When getting promoted costs you friends

23 Aug, 2020 - 00:08 0 Views
When getting promoted costs you friends

The Sunday Mail

Women & Leadership Maggie Mzumara

When 38-year-old Kundai Munongwi (not her real name) was singled out for promotion at a company she had worked for for six years and had enjoyed the camaraderie, support and friendship of four close fellow women colleagues, all hell broke loose.

All of a sudden she was not embraced as one of the girls anymore.

Her relations with them deteriorated overnight and it was as if she was now an outcast.

It felt as if she had sold out.

Before long, the secrets and indiscretions she had shared in confidence with her four colleagues leaked and littered the office rumour mill.

It became office fodder for anyone to discuss, judge and disparage her.

Instead of supporting her, her friends seemed bent on soiling her reputation as well as undermining her authority and credibility as manager and new leader of the team.

Her crime? Being promoted over her colleagues.

It was as if she was being punished for rising.

Nancy Zondo (also not her real name) can relate.

When the 47-year-old Ruwadzano woman was nominated to be head of the women’s guild of her church, that was the beginning of her own journey of isolation.

She lost the woman she considered to be her best friend on that very day. Their relationship became frosty.

Things would never be the same again.

It was as if her friend felt slighted that she had risen above her.

Power dead-even rule

According to Pat Heim and Susan Murphy, authors of the book “In the Company of Women: Turning Workplace Conflict into Powerful Alliances”, such behaviour from fellow women is quite common.

| WRITTEN EXERCISE |
In the article on promotion costing friendships, how many years had Kundai Munongwi worked at her company before she was singled out for promotion?

| DATA PROVIDED |
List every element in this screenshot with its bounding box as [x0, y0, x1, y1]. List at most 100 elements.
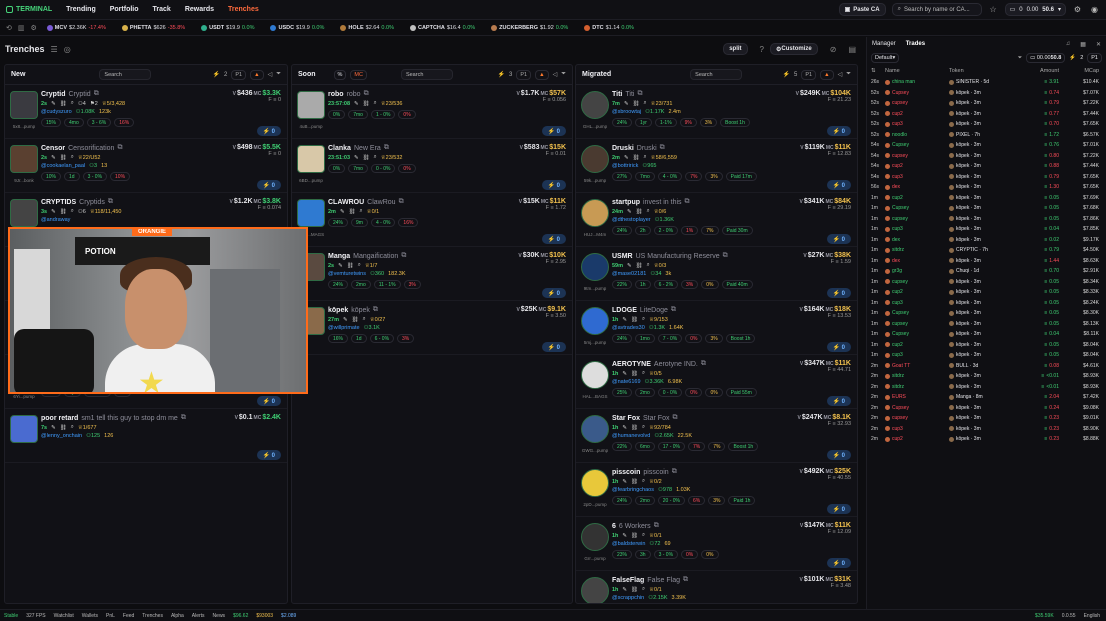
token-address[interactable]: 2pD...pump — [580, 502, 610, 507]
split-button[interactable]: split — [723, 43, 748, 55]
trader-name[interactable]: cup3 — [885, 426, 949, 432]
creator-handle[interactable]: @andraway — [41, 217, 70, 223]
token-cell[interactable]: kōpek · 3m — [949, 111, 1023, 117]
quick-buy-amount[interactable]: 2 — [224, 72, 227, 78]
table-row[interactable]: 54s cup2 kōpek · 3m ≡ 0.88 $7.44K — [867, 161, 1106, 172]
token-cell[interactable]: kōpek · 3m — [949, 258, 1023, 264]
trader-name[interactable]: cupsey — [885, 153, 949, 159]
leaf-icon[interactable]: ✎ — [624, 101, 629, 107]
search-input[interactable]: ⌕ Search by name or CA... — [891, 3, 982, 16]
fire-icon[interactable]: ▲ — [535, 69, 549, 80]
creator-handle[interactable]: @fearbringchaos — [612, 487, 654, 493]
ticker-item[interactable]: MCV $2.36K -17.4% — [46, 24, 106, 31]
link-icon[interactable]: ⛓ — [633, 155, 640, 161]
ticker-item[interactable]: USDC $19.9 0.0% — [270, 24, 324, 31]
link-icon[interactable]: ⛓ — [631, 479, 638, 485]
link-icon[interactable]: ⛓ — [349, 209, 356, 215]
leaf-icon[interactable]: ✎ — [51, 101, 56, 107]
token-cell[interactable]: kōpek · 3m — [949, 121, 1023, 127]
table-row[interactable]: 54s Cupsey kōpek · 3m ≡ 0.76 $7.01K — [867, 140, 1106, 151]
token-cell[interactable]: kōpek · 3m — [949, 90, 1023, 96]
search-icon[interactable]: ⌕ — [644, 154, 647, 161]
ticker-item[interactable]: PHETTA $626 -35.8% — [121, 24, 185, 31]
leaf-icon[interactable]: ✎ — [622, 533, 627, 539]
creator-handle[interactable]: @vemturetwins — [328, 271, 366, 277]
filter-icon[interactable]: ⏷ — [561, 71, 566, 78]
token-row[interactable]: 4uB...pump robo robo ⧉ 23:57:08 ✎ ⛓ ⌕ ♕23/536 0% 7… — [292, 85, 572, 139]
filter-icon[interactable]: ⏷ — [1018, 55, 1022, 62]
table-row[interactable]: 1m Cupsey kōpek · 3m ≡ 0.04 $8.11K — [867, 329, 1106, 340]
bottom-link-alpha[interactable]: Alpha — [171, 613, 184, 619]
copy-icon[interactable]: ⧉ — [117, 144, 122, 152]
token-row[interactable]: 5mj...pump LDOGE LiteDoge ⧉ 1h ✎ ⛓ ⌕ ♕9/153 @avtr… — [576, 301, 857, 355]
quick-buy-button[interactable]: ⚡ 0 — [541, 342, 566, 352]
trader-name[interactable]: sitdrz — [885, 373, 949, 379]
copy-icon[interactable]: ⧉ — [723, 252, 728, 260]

| RESULT |
Six years.